* **Texto para leitura**:
------------------------------------
Vinte e um de Abril de 1960. A maioria da atual população carioca ainda não era nascida. Eu já tinha 30 anos. Acompanhei bem todo esse processo.

Foi uma verdadeira festa nacional. A inauguração de Brasília que, efetivamente, interiorizou e impulsionou o desenvolvimento do Brasil. E constituiu fator decisivo de progresso para mais de metade do território nacional. Marco histórico que eternizou a figura do grande presidente Juscelino Kubitschek.

Para o meu querido Rio de Janeiro, foi o dia da desventura, marco inicial de decadência. Perdeu a sede, a economia, as verbas do poder, os atrativos do poder. Eu vi.

O povo cidadão respondeu bem a tudo isso. Criou uma cidade que mantinha as receitas estaduais e municipais do antigo Distrito Federal, e teve dois governadores sérios e competentes, Carlos Lacerda e Negrão de Lima, que mantiveram as escolas e os hospitais com funcionamento ótimo e ainda fizeram grandes e belas obras, como o Aterro do Flamengo, o Túnel Rebouças , a estação de tratamento do Guandu e o metrô.

Havia, é certo, uma injustiça para com o Estado do Rio antigo, na periferia da Guanabara, onde cresciam verdadeiros favelões de milhões de trabalhadores que tinham seus empregos na capital , geravam receitas para a Guanabara, mas tinham que ser atendidos pelos serviços essenciais por poderes municipais falidos.

Mas, o Rio era o Rio e a periferia que se lixasse. O general Geisel resolveu, ditatorialmente, fazer o que ninguém conseguiria democraticamente. Fundiu os dois estados e transformou o Rio em município capital do novo Estado. Acabou com o que ele achava uma anomalia (eu também): uma cabeça sem corpo e um corpo sem cabeça. Acabou também com a injustiça para com a periferia - eu era do Estado do Rio e aplaudi - mas condenou o Rio à falência - depois fui prefeito do Rio e lamentei.
------------------------------------
* **Desafio 1**: Pode reescrever os registros da linha com "What elements are in" até a linha com "484, 724, 530]", inclusive, trocando "screenshot" por "image" e deixando todo o resto igual?

* **Trechos dos registros**:
------------------------------------
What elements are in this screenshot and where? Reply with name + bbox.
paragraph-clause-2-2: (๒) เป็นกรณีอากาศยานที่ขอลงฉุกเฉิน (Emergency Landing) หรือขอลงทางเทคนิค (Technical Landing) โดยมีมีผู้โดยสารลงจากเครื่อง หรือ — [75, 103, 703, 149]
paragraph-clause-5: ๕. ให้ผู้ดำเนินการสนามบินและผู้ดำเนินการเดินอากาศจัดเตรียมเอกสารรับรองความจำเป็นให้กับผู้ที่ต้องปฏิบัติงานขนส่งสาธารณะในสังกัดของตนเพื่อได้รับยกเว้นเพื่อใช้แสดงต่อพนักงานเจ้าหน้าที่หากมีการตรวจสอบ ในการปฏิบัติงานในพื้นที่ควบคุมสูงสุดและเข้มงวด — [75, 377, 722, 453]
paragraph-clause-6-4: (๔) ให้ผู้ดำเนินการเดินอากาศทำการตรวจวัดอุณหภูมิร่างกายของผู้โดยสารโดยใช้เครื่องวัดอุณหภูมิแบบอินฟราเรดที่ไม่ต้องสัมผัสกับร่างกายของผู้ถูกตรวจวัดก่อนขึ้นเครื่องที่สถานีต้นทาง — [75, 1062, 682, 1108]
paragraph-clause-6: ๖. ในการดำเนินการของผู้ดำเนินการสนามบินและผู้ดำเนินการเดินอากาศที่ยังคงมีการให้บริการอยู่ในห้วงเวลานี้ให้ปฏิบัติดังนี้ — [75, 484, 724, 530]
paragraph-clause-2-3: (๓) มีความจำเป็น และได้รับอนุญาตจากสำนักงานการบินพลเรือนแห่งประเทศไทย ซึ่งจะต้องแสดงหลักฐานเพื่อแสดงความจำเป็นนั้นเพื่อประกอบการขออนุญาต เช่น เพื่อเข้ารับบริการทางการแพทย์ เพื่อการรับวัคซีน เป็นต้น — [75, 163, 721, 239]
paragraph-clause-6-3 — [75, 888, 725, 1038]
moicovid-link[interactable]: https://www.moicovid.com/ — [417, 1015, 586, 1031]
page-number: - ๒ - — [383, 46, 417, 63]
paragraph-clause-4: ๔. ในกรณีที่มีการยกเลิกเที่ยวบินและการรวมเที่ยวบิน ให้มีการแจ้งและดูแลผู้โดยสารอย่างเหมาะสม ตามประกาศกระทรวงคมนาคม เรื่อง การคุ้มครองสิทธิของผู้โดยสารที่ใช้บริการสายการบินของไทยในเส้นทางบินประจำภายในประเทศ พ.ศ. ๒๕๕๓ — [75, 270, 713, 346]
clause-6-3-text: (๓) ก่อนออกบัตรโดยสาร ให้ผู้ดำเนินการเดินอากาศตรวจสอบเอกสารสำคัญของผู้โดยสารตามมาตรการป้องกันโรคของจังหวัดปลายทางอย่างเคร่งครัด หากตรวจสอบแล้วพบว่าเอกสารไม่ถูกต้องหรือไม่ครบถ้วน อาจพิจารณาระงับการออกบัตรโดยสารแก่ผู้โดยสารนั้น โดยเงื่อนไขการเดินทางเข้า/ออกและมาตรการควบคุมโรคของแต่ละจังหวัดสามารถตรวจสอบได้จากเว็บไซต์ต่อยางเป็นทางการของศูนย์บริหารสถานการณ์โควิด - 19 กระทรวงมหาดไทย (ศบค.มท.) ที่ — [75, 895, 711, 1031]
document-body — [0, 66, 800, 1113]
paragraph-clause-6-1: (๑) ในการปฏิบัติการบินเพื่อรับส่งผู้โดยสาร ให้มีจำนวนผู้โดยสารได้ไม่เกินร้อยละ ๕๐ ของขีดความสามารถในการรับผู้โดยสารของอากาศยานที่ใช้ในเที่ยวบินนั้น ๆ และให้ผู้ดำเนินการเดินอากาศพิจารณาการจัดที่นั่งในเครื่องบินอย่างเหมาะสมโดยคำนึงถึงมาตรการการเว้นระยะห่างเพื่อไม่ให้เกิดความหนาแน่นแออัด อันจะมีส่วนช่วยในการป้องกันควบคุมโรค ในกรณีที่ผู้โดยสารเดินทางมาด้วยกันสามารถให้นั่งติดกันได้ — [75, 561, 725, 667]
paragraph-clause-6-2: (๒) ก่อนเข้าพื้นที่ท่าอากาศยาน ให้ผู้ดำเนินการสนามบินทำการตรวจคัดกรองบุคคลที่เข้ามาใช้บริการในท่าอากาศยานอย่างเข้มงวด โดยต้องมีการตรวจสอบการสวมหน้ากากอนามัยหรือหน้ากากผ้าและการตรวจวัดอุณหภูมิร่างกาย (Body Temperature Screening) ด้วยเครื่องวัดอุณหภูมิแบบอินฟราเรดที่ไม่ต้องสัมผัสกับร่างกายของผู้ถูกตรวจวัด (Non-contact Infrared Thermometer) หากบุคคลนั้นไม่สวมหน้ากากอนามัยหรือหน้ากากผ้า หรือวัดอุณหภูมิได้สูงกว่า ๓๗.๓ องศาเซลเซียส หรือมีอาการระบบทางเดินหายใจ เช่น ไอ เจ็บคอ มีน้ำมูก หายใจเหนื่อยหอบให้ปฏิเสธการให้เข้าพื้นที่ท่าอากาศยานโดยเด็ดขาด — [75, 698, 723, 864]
------------------------------------
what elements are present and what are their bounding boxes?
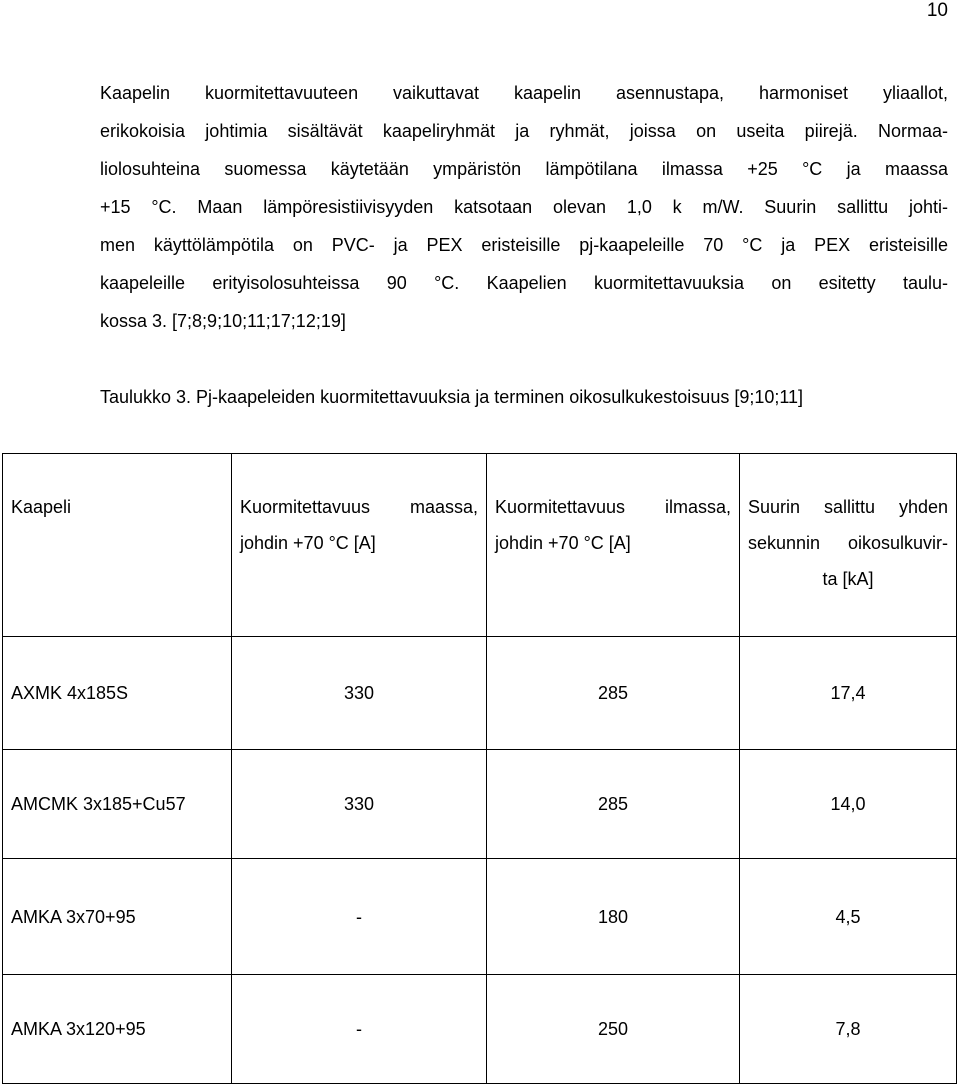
------------------------------------
* **Desafio 2**: Pode copiar na íntegra o texto sobre a inauguração de Brasília e o Rio de Janeiro?

* **Solução do problema 1**:
What elements are in this image and where? Reply with name + bbox.
paragraph-clause-2-2: (๒) เป็นกรณีอากาศยานที่ขอลงฉุกเฉิน (Emergency Landing) หรือขอลงทางเทคนิค (Technical Landing) โดยมีมีผู้โดยสารลงจากเครื่อง หรือ — [75, 103, 703, 149]
paragraph-clause-5: ๕. ให้ผู้ดำเนินการสนามบินและผู้ดำเนินการเดินอากาศจัดเตรียมเอกสารรับรองความจำเป็นให้กับผู้ที่ต้องปฏิบัติงานขนส่งสาธารณะในสังกัดของตนเพื่อได้รับยกเว้นเพื่อใช้แสดงต่อพนักงานเจ้าหน้าที่หากมีการตรวจสอบ ในการปฏิบัติงานในพื้นที่ควบคุมสูงสุดและเข้มงวด — [75, 377, 722, 453]
paragraph-clause-6-4: (๔) ให้ผู้ดำเนินการเดินอากาศทำการตรวจวัดอุณหภูมิร่างกายของผู้โดยสารโดยใช้เครื่องวัดอุณหภูมิแบบอินฟราเรดที่ไม่ต้องสัมผัสกับร่างกายของผู้ถูกตรวจวัดก่อนขึ้นเครื่องที่สถานีต้นทาง — [75, 1062, 682, 1108]
paragraph-clause-6: ๖. ในการดำเนินการของผู้ดำเนินการสนามบินและผู้ดำเนินการเดินอากาศที่ยังคงมีการให้บริการอยู่ในห้วงเวลานี้ให้ปฏิบัติดังนี้ — [75, 484, 724, 530]

* **Solução do problema 2**:
Vinte e um de Abril de 1960. A maioria da atual população carioca ainda não era nascida. Eu já tinha 30 anos. Acompanhei bem todo esse processo.

Foi uma verdadeira festa nacional. A inauguração de Brasília que, efetivamente, interiorizou e impulsionou o desenvolvimento do Brasil. E constituiu fator decisivo de progresso para mais de metade do território nacional. Marco histórico que eternizou a figura do grande presidente Juscelino Kubitschek.

Para o meu querido Rio de Janeiro, foi o dia da desventura, marco inicial de decadência. Perdeu a sede, a economia, as verbas do poder, os atrativos do poder. Eu vi.

O povo cidadão respondeu bem a tudo isso. Criou uma cidade que mantinha as receitas estaduais e municipais do antigo Distrito Federal, e teve dois governadores sérios e competentes, Carlos Lacerda e Negrão de Lima, que mantiveram as escolas e os hospitais com funcionamento ótimo e ainda fizeram grandes e belas obras, como o Aterro do Flamengo, o Túnel Rebouças , a estação de tratamento do Guandu e o metrô.

Havia, é certo, uma injustiça para com o Estado do Rio antigo, na periferia da Guanabara, onde cresciam verdadeiros favelões de milhões de trabalhadores que tinham seus empregos na capital , geravam receitas para a Guanabara, mas tinham que ser atendidos pelos serviços essenciais por poderes municipais falidos.

Mas, o Rio era o Rio e a periferia que se lixasse. O general Geisel resolveu, ditatorialmente, fazer o que ninguém conseguiria democraticamente. Fundiu os dois estados e transformou o Rio em município capital do novo Estado. Acabou com o que ele achava uma anomalia (eu também): uma cabeça sem corpo e um corpo sem cabeça. Acabou também com a injustiça para com a periferia - eu era do Estado do Rio e aplaudi - mas condenou o Rio à falência - depois fui prefeito do Rio e lamentei.